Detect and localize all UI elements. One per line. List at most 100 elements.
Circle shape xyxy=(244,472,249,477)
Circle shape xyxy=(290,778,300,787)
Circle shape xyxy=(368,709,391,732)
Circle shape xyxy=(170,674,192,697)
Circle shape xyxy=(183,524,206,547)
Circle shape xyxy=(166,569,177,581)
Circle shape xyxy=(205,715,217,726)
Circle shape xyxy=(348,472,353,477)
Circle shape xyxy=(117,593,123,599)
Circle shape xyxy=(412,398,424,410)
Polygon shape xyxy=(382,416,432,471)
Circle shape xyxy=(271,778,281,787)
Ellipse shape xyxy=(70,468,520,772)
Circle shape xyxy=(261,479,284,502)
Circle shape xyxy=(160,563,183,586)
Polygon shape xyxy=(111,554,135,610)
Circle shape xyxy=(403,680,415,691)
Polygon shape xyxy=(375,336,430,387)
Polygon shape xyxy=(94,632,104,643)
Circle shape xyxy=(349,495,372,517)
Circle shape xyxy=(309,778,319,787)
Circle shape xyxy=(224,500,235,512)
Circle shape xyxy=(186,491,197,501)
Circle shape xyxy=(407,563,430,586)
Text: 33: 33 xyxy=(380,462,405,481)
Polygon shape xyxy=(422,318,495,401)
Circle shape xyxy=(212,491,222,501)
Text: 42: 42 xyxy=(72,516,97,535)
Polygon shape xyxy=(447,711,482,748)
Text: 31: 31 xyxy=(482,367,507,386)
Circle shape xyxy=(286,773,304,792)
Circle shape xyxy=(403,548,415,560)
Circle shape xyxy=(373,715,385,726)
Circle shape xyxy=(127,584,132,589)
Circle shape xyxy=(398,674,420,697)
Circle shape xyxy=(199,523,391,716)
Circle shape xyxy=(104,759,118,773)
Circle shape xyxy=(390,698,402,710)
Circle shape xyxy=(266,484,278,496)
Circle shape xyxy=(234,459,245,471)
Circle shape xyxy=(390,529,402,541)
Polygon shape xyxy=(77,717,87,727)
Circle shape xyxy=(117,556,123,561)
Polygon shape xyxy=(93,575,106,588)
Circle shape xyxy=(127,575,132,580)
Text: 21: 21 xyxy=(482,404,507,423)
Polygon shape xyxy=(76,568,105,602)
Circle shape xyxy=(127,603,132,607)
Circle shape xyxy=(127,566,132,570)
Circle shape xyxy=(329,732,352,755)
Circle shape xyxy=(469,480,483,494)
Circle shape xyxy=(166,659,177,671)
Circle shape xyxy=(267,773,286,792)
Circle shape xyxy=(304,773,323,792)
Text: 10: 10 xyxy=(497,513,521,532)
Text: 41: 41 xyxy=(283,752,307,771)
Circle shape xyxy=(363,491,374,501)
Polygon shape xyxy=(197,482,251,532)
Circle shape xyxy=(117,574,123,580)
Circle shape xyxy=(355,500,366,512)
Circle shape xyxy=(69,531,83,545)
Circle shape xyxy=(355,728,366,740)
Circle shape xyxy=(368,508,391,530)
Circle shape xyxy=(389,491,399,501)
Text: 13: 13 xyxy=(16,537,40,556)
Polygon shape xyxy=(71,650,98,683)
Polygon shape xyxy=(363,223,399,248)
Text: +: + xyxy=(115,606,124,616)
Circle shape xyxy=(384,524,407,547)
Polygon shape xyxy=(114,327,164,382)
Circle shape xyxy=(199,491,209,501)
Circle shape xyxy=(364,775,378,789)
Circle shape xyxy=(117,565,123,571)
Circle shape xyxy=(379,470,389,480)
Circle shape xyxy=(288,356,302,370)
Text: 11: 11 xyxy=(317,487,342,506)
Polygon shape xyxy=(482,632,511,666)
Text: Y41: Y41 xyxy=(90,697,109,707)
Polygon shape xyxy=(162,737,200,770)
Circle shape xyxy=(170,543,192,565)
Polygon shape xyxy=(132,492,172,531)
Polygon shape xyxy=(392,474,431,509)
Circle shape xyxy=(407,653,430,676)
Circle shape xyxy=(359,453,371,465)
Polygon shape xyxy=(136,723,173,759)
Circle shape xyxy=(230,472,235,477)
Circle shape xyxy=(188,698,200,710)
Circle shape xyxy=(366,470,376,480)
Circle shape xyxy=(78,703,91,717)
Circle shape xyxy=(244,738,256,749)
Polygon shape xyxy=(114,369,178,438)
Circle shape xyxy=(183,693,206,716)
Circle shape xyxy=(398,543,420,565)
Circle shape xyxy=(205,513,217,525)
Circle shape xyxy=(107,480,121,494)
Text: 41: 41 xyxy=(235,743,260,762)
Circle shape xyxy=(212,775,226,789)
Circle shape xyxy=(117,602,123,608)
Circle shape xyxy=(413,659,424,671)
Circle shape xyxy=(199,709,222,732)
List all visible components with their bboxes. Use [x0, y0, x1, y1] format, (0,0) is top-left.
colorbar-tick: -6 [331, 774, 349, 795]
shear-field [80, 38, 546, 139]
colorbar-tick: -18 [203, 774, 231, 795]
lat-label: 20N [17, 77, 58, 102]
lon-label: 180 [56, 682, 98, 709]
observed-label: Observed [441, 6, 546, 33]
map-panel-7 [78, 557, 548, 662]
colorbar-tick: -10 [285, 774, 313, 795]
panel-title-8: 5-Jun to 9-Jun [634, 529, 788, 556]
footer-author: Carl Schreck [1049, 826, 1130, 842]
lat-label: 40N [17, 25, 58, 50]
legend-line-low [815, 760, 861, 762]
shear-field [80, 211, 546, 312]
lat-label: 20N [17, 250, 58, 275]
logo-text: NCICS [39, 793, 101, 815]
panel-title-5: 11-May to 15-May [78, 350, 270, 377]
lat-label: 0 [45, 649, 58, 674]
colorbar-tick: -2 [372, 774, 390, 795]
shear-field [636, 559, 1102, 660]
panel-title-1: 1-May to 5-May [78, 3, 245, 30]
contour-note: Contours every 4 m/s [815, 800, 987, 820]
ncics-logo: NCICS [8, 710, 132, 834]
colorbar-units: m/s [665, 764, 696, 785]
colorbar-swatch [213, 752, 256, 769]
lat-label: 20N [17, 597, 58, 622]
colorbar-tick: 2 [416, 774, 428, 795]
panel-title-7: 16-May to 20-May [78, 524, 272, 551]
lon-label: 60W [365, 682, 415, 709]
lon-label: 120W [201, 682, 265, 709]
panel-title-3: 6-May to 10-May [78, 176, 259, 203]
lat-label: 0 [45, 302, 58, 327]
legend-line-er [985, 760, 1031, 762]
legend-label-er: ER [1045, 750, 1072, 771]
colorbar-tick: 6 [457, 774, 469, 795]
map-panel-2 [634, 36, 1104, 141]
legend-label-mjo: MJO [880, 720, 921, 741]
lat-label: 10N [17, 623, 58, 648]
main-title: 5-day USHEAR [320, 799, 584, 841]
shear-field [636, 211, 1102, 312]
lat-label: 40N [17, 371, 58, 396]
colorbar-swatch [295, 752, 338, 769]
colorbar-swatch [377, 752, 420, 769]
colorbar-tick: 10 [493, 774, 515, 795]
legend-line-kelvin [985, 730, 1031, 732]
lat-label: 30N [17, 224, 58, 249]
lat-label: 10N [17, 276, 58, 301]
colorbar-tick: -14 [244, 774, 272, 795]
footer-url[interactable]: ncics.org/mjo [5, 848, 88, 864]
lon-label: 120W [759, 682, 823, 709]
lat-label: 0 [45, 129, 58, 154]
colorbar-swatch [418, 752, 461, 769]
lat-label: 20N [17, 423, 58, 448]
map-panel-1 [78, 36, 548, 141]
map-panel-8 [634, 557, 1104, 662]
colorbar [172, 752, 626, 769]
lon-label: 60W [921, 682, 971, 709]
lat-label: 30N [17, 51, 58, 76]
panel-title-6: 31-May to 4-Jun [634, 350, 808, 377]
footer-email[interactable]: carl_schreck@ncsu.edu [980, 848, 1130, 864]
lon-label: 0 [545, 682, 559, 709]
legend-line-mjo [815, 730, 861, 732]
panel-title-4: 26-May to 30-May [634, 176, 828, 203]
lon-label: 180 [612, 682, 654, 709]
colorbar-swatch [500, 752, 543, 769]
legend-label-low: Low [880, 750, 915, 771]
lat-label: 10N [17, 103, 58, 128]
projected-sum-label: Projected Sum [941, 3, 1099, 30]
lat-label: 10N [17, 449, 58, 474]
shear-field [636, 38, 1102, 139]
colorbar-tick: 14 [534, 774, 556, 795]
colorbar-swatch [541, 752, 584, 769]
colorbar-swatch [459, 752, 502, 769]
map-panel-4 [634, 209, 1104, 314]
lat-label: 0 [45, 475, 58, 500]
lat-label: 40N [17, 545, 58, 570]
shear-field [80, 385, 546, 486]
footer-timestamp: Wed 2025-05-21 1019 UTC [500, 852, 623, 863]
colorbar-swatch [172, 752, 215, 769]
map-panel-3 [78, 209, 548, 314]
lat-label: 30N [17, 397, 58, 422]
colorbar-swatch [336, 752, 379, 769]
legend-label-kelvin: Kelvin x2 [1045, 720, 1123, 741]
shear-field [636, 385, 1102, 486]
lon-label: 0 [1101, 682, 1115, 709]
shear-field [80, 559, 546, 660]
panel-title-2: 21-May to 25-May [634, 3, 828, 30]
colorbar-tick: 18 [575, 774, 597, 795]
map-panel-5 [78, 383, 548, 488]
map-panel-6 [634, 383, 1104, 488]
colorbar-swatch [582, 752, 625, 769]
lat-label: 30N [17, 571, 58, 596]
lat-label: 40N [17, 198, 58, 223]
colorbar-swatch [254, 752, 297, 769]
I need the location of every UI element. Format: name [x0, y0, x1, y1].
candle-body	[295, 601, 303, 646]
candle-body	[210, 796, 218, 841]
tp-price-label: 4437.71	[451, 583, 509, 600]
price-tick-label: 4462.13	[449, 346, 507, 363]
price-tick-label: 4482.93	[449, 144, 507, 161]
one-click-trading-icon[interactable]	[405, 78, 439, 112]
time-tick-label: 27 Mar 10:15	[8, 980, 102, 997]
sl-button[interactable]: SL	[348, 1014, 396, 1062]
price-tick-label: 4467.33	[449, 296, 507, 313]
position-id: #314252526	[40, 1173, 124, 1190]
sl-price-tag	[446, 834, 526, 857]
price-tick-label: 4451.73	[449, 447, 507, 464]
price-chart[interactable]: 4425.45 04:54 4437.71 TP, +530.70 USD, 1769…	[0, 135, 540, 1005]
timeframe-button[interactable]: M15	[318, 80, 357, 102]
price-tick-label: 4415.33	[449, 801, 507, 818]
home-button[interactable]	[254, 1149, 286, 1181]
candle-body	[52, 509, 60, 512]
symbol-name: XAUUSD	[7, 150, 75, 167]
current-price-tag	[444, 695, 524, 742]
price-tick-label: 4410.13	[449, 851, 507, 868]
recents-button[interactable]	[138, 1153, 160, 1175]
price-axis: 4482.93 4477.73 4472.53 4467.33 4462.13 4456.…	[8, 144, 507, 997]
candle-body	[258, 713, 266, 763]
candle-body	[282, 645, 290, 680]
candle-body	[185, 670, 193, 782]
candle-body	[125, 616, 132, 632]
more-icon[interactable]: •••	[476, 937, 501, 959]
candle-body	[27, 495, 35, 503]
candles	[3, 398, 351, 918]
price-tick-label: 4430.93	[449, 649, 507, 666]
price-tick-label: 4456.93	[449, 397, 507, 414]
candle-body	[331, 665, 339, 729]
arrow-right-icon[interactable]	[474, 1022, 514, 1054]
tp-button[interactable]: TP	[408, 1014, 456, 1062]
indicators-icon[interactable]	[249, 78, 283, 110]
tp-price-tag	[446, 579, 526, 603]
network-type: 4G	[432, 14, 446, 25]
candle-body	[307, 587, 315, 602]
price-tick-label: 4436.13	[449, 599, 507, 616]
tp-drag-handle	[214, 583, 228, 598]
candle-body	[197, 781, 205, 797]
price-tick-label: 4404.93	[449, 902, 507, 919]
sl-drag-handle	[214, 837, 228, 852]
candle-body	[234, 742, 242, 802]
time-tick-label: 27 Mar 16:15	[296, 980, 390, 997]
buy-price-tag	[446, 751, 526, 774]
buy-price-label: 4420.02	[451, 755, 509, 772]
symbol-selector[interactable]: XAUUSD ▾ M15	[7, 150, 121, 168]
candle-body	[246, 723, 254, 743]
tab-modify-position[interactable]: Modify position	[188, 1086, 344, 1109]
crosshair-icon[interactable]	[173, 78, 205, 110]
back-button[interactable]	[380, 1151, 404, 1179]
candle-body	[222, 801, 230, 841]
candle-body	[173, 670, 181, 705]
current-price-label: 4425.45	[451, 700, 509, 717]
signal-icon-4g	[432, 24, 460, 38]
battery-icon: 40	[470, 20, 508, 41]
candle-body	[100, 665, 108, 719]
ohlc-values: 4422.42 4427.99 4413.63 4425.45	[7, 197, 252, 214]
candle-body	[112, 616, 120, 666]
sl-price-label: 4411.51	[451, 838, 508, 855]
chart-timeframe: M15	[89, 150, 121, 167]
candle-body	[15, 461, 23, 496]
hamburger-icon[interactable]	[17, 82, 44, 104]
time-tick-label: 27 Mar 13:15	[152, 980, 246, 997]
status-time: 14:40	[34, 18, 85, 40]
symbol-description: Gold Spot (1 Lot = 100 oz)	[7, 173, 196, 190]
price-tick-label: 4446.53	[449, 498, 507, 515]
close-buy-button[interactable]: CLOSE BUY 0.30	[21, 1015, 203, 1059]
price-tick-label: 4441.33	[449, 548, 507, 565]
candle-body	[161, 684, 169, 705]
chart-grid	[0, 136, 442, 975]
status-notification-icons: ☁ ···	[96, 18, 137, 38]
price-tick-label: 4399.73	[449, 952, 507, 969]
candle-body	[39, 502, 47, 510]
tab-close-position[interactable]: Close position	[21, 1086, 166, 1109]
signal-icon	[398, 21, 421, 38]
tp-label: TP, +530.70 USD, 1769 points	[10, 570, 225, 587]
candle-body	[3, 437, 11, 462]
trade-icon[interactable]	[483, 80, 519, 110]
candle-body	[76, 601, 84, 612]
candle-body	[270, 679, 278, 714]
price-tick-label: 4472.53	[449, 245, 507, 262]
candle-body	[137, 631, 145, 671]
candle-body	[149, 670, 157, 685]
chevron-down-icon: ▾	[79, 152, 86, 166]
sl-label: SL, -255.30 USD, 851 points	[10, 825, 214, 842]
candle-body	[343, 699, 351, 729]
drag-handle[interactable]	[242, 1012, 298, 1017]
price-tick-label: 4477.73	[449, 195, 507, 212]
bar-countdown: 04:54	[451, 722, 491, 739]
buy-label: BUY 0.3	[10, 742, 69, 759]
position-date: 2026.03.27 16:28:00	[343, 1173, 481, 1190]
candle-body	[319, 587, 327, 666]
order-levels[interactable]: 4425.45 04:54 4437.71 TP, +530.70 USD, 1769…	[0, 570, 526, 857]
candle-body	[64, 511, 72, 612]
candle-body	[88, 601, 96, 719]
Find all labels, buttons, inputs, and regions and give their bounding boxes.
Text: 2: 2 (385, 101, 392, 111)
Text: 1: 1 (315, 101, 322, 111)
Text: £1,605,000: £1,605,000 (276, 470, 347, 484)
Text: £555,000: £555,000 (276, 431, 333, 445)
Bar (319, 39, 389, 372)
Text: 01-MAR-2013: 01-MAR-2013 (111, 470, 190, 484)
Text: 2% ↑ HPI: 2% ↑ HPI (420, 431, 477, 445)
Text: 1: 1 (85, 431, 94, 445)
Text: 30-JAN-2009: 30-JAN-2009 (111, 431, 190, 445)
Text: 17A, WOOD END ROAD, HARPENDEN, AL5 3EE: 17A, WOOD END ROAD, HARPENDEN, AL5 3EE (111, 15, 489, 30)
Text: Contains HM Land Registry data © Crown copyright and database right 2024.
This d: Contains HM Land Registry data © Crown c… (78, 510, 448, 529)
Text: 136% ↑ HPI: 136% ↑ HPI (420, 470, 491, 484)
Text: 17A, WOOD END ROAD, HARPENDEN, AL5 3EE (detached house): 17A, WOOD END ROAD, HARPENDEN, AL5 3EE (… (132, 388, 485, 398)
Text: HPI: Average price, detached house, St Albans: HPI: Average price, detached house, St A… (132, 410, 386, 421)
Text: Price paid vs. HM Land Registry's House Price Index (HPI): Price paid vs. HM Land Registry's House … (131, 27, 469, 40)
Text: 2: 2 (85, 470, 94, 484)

*****

[Work to be completed] Switch "Circle" to "Round" in the rows above, from the very first line through the line holding "Circle shape xyxy=(271,778,281,787)", inclusive. Return only those lines, with nothing else altered.

[Correct response]
Detect and localize all UI elements. One per line. List at most 100 elements.
Round shape xyxy=(244,472,249,477)
Round shape xyxy=(290,778,300,787)
Round shape xyxy=(368,709,391,732)
Round shape xyxy=(170,674,192,697)
Round shape xyxy=(183,524,206,547)
Round shape xyxy=(166,569,177,581)
Round shape xyxy=(205,715,217,726)
Round shape xyxy=(348,472,353,477)
Round shape xyxy=(117,593,123,599)
Round shape xyxy=(412,398,424,410)
Polygon shape xyxy=(382,416,432,471)
Round shape xyxy=(271,778,281,787)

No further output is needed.